PROBLEM TO WORK ON:
Identify each line holding the string "安安稳稳" and copy it.

DATA PROVIDED:
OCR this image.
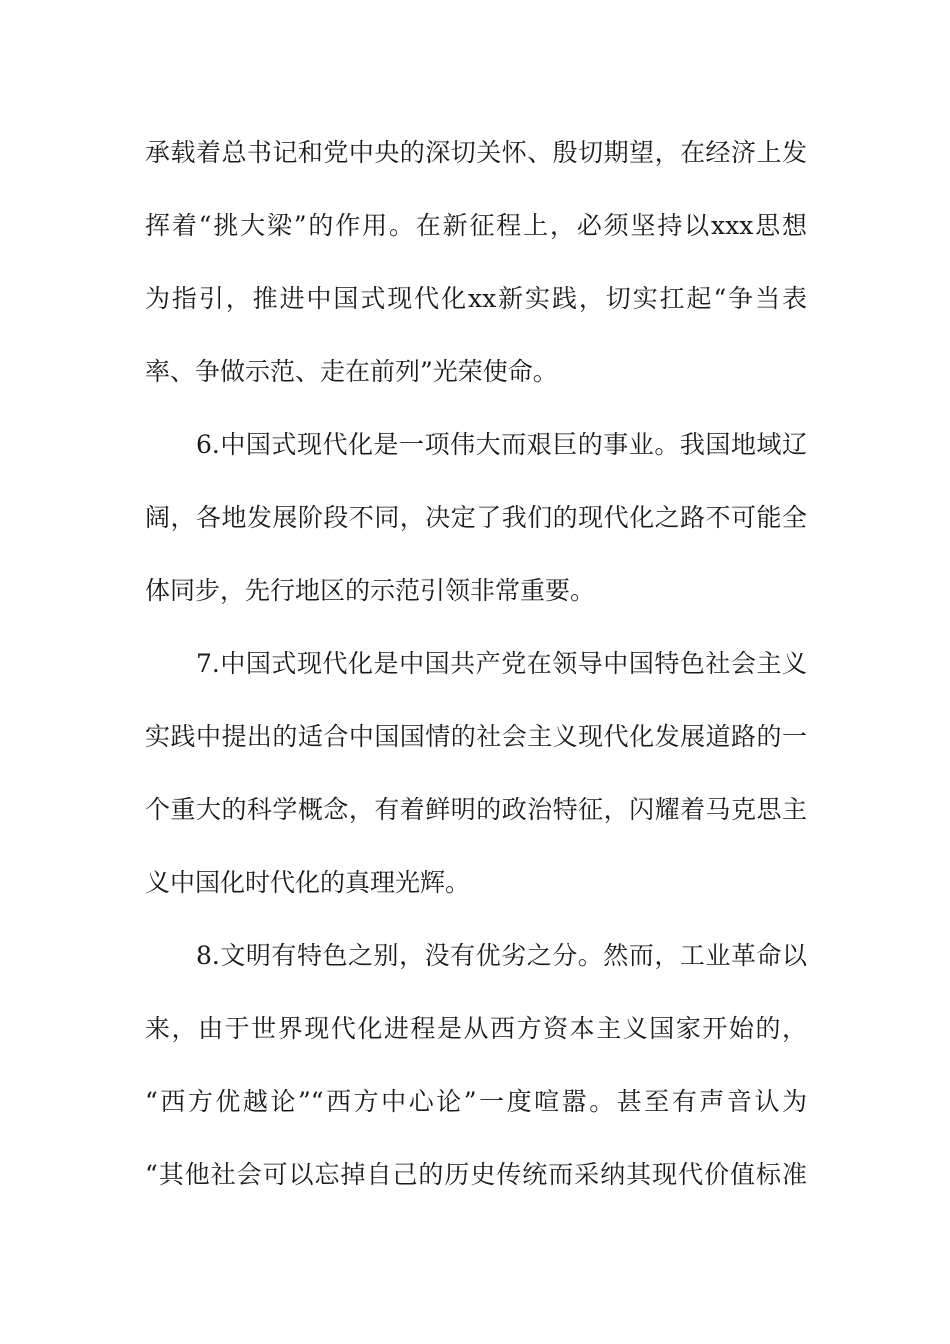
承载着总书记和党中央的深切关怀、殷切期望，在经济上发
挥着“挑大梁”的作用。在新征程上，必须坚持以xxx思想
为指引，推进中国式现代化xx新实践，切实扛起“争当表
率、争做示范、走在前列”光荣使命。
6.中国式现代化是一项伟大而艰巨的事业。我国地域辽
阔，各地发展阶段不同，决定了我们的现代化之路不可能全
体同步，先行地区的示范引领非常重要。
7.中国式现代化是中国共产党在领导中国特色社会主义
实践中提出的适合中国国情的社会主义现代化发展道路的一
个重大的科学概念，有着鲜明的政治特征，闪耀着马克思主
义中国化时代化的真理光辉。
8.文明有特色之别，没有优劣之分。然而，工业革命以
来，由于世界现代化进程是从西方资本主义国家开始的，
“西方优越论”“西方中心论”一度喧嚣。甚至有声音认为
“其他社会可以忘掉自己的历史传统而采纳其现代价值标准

...

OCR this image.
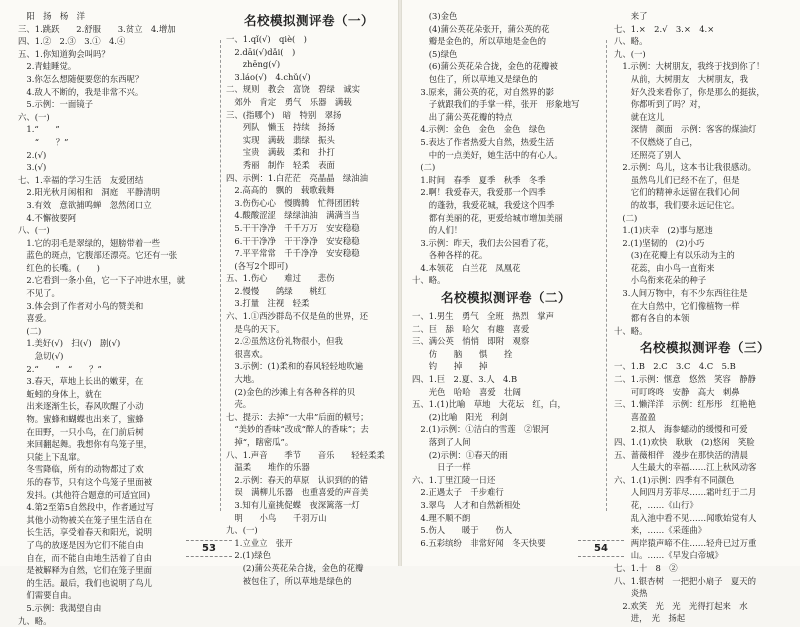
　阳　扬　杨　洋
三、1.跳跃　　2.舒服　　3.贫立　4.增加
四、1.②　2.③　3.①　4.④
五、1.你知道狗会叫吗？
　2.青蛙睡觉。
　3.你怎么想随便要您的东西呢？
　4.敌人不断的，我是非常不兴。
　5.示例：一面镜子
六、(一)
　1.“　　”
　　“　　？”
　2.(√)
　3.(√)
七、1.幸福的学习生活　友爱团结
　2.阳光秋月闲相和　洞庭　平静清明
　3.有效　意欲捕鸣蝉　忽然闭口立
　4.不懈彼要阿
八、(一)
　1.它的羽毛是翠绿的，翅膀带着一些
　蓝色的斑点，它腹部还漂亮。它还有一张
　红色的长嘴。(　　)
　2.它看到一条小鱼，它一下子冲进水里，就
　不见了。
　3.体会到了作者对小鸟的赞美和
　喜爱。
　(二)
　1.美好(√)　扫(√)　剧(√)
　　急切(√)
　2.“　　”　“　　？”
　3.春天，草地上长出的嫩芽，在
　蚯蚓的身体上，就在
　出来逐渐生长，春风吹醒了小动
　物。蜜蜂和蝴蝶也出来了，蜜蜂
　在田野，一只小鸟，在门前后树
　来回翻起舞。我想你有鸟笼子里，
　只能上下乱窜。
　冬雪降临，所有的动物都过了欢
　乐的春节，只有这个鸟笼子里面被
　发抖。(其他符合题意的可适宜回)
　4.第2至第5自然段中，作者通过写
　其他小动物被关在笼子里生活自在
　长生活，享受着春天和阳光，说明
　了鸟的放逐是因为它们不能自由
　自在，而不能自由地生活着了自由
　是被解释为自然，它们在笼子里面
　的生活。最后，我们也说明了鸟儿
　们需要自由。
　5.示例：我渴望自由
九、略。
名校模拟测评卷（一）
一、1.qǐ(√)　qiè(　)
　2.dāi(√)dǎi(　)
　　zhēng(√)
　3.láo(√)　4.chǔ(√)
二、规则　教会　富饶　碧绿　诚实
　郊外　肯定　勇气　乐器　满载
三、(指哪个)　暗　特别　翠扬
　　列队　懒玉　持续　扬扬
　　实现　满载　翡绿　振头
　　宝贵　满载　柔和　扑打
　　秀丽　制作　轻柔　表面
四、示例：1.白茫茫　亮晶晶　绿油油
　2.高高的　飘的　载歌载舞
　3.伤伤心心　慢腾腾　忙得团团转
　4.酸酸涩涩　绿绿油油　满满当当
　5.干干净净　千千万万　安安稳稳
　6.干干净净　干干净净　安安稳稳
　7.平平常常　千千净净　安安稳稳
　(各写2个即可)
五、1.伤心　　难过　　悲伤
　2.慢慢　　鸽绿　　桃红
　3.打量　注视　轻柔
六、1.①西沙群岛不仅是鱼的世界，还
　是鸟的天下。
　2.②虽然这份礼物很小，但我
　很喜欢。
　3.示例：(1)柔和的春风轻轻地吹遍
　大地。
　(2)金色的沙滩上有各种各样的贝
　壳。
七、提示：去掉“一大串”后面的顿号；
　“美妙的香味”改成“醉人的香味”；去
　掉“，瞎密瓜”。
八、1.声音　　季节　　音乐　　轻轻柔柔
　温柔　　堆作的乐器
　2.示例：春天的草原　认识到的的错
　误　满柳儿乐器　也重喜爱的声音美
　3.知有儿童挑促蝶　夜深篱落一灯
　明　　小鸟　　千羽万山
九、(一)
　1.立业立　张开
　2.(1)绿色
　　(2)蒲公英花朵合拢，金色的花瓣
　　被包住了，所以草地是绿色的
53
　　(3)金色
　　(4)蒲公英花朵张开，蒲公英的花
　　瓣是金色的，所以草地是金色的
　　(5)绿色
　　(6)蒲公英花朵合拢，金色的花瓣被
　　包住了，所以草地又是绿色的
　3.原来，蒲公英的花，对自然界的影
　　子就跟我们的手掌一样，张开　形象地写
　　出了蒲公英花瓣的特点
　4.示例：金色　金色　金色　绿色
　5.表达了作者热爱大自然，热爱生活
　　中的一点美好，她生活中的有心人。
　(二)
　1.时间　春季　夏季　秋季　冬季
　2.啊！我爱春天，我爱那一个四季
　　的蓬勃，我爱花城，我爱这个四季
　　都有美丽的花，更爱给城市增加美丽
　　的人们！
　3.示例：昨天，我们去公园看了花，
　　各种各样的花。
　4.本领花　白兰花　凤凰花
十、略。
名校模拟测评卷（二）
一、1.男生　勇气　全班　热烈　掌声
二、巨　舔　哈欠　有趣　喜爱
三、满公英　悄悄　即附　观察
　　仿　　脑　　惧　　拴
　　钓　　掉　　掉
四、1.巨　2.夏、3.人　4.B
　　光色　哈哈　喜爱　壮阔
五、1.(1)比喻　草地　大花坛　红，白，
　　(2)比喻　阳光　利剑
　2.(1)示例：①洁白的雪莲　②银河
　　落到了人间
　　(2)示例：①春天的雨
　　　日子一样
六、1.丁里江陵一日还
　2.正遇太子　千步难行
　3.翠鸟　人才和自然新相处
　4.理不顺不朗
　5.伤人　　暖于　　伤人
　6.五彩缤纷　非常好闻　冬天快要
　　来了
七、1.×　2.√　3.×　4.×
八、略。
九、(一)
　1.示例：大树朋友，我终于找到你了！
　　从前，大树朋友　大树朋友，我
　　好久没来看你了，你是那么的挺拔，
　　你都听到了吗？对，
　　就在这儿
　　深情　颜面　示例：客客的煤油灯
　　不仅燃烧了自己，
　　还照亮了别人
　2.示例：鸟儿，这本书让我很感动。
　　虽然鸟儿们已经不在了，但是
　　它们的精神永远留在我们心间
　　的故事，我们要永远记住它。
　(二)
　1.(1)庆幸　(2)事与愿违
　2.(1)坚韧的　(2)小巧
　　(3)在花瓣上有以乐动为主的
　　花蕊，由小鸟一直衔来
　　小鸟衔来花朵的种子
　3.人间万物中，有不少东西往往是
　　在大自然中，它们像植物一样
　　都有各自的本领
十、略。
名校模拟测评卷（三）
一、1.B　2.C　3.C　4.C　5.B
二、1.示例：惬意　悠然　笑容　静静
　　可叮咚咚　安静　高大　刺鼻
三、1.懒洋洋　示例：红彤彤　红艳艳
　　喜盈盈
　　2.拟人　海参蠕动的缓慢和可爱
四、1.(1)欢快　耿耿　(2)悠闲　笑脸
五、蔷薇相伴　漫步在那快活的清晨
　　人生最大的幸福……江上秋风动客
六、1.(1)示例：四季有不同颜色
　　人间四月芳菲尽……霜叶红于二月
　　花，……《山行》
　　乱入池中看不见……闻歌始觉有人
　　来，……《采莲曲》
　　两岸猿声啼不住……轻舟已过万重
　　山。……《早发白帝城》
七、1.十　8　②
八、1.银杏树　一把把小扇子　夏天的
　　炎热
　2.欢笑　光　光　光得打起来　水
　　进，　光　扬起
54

COMPLETE OUTPUT:
　5.干干净净　千千万万　安安稳稳
　6.干干净净　干干净净　安安稳稳
　7.平平常常　千千净净　安安稳稳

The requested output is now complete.